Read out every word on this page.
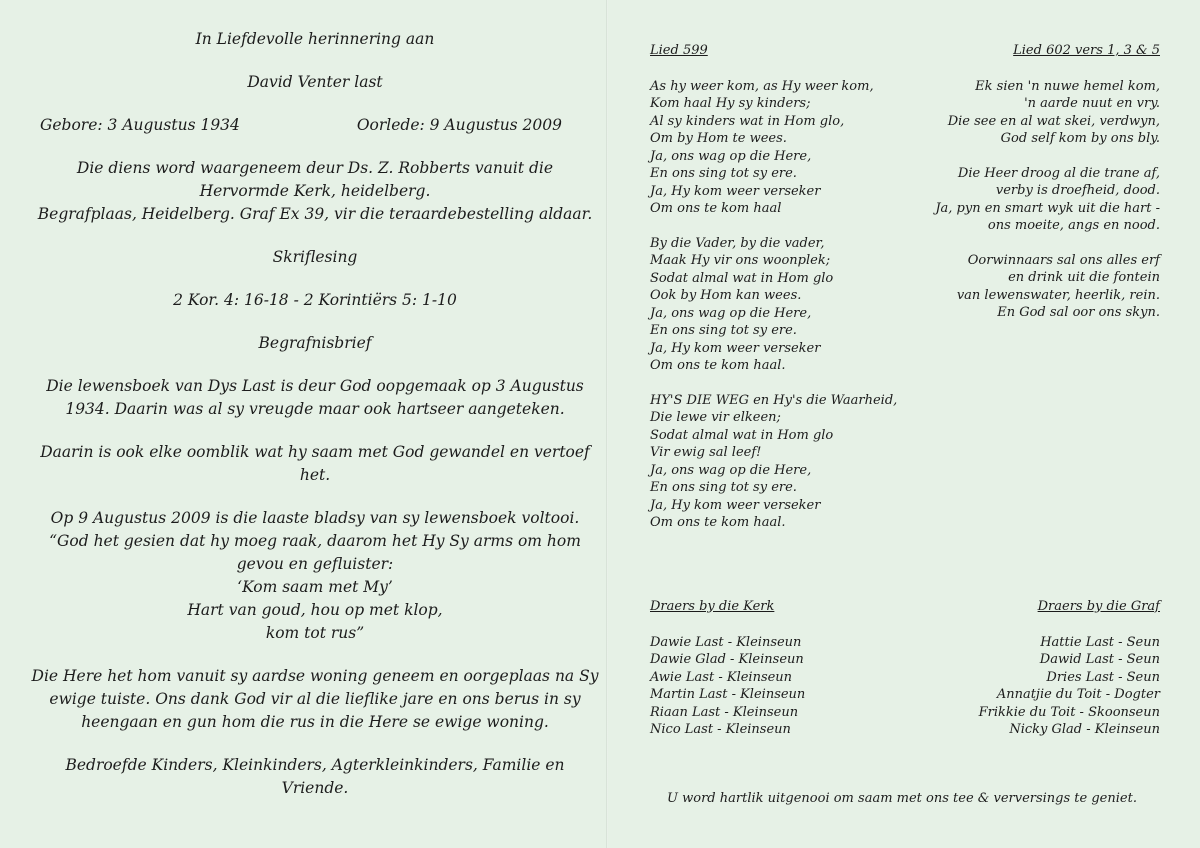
In Liefdevolle herinnering aan

David Venter last

Gebore: 3 Augustus 1934	Oorlede: 9 Augustus 2009

Die diens word waargeneem deur Ds. Z. Robberts vanuit die Hervormde Kerk, heidelberg.

Begrafplaas, Heidelberg. Graf Ex 39, vir die teraardebestelling aldaar.

Skriflesing

2 Kor. 4: 16-18 - 2 Korintiërs 5: 1-10

Begrafnisbrief

Die lewensboek van Dys Last is deur God oopgemaak op 3 Augustus 1934. Daarin was al sy vreugde maar ook hartseer aangeteken.

Daarin is ook elke oomblik wat hy saam met God gewandel en vertoef het.

Op 9 Augustus 2009 is die laaste bladsy van sy lewensboek voltooi.

“God het gesien dat hy moeg raak, daarom het Hy Sy arms om hom gevou en gefluister:

‘Kom saam met My’

Hart van goud, hou op met klop,

kom tot rus”

Die Here het hom vanuit sy aardse woning geneem en oorgeplaas na Sy ewige tuiste. Ons dank God vir al die lieflike jare en ons berus in sy heengaan en gun hom die rus in die Here se ewige woning.

Bedroefde Kinders, Kleinkinders, Agterkleinkinders, Familie en Vriende.

Lied 599
As hy weer kom, as Hy weer kom,
Kom haal Hy sy kinders;
Al sy kinders wat in Hom glo,
Om by Hom te wees.
Ja, ons wag op die Here,
En ons sing tot sy ere.
Ja, Hy kom weer verseker
Om ons te kom haal
By die Vader, by die vader,
Maak Hy vir ons woonplek;
Sodat almal wat in Hom glo
Ook by Hom kan wees.
Ja, ons wag op die Here,
En ons sing tot sy ere.
Ja, Hy kom weer verseker
Om ons te kom haal.
HY'S DIE WEG en Hy's die Waarheid,
Die lewe vir elkeen;
Sodat almal wat in Hom glo
Vir ewig sal leef!
Ja, ons wag op die Here,
En ons sing tot sy ere.
Ja, Hy kom weer verseker
Om ons te kom haal.
Lied 602 vers 1, 3 & 5
Ek sien 'n nuwe hemel kom,
'n aarde nuut en vry.
Die see en al wat skei, verdwyn,
God self kom by ons bly.
Die Heer droog al die trane af,
verby is droefheid, dood.
Ja, pyn en smart wyk uit die hart -
ons moeite, angs en nood.
Oorwinnaars sal ons alles erf
en drink uit die fontein
van lewenswater, heerlik, rein.
En God sal oor ons skyn.
Draers by die Kerk
Dawie Last - Kleinseun
Dawie Glad - Kleinseun
Awie Last - Kleinseun
Martin Last - Kleinseun
Riaan Last - Kleinseun
Nico Last - Kleinseun
Draers by die Graf
Hattie Last - Seun
Dawid Last - Seun
Dries Last - Seun
Annatjie du Toit - Dogter
Frikkie du Toit - Skoonseun
Nicky Glad - Kleinseun

U word hartlik uitgenooi om saam met ons tee & verversings te geniet.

#### [Written request]
Identify each line in the entries with the word "Toit" and copy it.

#### [Final result]
Annatjie du Toit - Dogter
Frikkie du Toit - Skoonseun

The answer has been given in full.